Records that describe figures
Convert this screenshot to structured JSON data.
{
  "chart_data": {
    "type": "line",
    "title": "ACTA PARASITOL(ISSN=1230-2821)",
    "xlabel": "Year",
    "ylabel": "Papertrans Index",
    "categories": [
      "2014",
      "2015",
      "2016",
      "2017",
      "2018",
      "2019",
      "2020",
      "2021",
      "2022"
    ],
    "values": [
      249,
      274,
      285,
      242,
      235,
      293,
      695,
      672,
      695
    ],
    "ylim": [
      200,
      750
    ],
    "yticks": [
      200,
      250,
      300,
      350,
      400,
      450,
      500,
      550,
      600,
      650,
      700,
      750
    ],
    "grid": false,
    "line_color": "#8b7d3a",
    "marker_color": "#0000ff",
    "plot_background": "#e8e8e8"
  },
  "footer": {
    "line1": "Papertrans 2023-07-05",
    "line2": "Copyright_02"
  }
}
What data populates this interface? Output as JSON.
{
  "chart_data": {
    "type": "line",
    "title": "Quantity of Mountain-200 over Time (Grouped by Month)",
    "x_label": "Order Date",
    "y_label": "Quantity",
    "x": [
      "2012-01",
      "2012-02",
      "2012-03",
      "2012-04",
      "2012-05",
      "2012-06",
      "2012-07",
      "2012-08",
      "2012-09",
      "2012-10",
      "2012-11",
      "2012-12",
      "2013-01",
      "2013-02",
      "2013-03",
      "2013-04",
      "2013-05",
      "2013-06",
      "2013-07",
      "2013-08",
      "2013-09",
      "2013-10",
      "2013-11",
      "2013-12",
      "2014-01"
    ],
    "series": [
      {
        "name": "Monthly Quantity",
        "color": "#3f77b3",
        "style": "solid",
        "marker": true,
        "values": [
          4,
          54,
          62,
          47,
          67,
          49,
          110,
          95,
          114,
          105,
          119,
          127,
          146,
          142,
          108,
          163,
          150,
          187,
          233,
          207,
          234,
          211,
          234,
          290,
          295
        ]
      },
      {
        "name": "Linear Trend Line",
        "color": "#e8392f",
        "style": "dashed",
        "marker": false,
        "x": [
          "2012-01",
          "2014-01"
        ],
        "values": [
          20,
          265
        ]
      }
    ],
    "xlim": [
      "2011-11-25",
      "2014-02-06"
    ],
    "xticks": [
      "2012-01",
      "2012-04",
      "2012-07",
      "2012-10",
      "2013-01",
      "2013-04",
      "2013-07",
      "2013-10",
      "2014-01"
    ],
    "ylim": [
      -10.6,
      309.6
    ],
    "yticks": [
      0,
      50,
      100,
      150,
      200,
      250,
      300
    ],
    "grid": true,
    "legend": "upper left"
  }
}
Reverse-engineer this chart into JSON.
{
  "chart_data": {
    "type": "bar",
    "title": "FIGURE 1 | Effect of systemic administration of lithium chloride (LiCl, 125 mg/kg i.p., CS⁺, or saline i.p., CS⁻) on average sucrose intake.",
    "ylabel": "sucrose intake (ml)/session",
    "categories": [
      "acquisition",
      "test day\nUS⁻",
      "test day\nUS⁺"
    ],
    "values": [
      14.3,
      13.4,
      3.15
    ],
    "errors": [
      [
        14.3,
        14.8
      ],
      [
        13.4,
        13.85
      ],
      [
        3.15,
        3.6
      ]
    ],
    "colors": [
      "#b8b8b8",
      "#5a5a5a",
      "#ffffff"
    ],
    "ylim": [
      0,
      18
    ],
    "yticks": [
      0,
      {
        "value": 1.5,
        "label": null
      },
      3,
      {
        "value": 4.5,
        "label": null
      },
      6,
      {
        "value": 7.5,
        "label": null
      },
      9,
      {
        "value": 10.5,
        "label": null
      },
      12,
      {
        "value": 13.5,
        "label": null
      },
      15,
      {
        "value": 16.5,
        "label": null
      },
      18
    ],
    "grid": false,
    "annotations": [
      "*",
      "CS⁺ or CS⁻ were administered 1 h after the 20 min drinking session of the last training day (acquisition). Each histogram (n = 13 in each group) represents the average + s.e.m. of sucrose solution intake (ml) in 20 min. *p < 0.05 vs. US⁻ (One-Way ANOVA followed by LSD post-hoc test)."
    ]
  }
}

--- EXERCISE ---
Retype the records that precede this task, keeping them exactly the same.

--- FULL ANSWER ---
Convert this screenshot to structured JSON data.
{
  "chart_data": {
    "type": "line",
    "title": "ACTA PARASITOL(ISSN=1230-2821)",
    "xlabel": "Year",
    "ylabel": "Papertrans Index",
    "categories": [
      "2014",
      "2015",
      "2016",
      "2017",
      "2018",
      "2019",
      "2020",
      "2021",
      "2022"
    ],
    "values": [
      249,
      274,
      285,
      242,
      235,
      293,
      695,
      672,
      695
    ],
    "ylim": [
      200,
      750
    ],
    "yticks": [
      200,
      250,
      300,
      350,
      400,
      450,
      500,
      550,
      600,
      650,
      700,
      750
    ],
    "grid": false,
    "line_color": "#8b7d3a",
    "marker_color": "#0000ff",
    "plot_background": "#e8e8e8"
  },
  "footer": {
    "line1": "Papertrans 2023-07-05",
    "line2": "Copyright_02"
  }
}
What data populates this interface? Output as JSON.
{
  "chart_data": {
    "type": "line",
    "title": "Quantity of Mountain-200 over Time (Grouped by Month)",
    "x_label": "Order Date",
    "y_label": "Quantity",
    "x": [
      "2012-01",
      "2012-02",
      "2012-03",
      "2012-04",
      "2012-05",
      "2012-06",
      "2012-07",
      "2012-08",
      "2012-09",
      "2012-10",
      "2012-11",
      "2012-12",
      "2013-01",
      "2013-02",
      "2013-03",
      "2013-04",
      "2013-05",
      "2013-06",
      "2013-07",
      "2013-08",
      "2013-09",
      "2013-10",
      "2013-11",
      "2013-12",
      "2014-01"
    ],
    "series": [
      {
        "name": "Monthly Quantity",
        "color": "#3f77b3",
        "style": "solid",
        "marker": true,
        "values": [
          4,
          54,
          62,
          47,
          67,
          49,
          110,
          95,
          114,
          105,
          119,
          127,
          146,
          142,
          108,
          163,
          150,
          187,
          233,
          207,
          234,
          211,
          234,
          290,
          295
        ]
      },
      {
        "name": "Linear Trend Line",
        "color": "#e8392f",
        "style": "dashed",
        "marker": false,
        "x": [
          "2012-01",
          "2014-01"
        ],
        "values": [
          20,
          265
        ]
      }
    ],
    "xlim": [
      "2011-11-25",
      "2014-02-06"
    ],
    "xticks": [
      "2012-01",
      "2012-04",
      "2012-07",
      "2012-10",
      "2013-01",
      "2013-04",
      "2013-07",
      "2013-10",
      "2014-01"
    ],
    "ylim": [
      -10.6,
      309.6
    ],
    "yticks": [
      0,
      50,
      100,
      150,
      200,
      250,
      300
    ],
    "grid": true,
    "legend": "upper left"
  }
}
Reverse-engineer this chart into JSON.
{
  "chart_data": {
    "type": "bar",
    "title": "FIGURE 1 | Effect of systemic administration of lithium chloride (LiCl, 125 mg/kg i.p., CS⁺, or saline i.p., CS⁻) on average sucrose intake.",
    "ylabel": "sucrose intake (ml)/session",
    "categories": [
      "acquisition",
      "test day\nUS⁻",
      "test day\nUS⁺"
    ],
    "values": [
      14.3,
      13.4,
      3.15
    ],
    "errors": [
      [
        14.3,
        14.8
      ],
      [
        13.4,
        13.85
      ],
      [
        3.15,
        3.6
      ]
    ],
    "colors": [
      "#b8b8b8",
      "#5a5a5a",
      "#ffffff"
    ],
    "ylim": [
      0,
      18
    ],
    "yticks": [
      0,
      {
        "value": 1.5,
        "label": null
      },
      3,
      {
        "value": 4.5,
        "label": null
      },
      6,
      {
        "value": 7.5,
        "label": null
      },
      9,
      {
        "value": 10.5,
        "label": null
      },
      12,
      {
        "value": 13.5,
        "label": null
      },
      15,
      {
        "value": 16.5,
        "label": null
      },
      18
    ],
    "grid": false,
    "annotations": [
      "*",
      "CS⁺ or CS⁻ were administered 1 h after the 20 min drinking session of the last training day (acquisition). Each histogram (n = 13 in each group) represents the average + s.e.m. of sucrose solution intake (ml) in 20 min. *p < 0.05 vs. US⁻ (One-Way ANOVA followed by LSD post-hoc test)."
    ]
  }
}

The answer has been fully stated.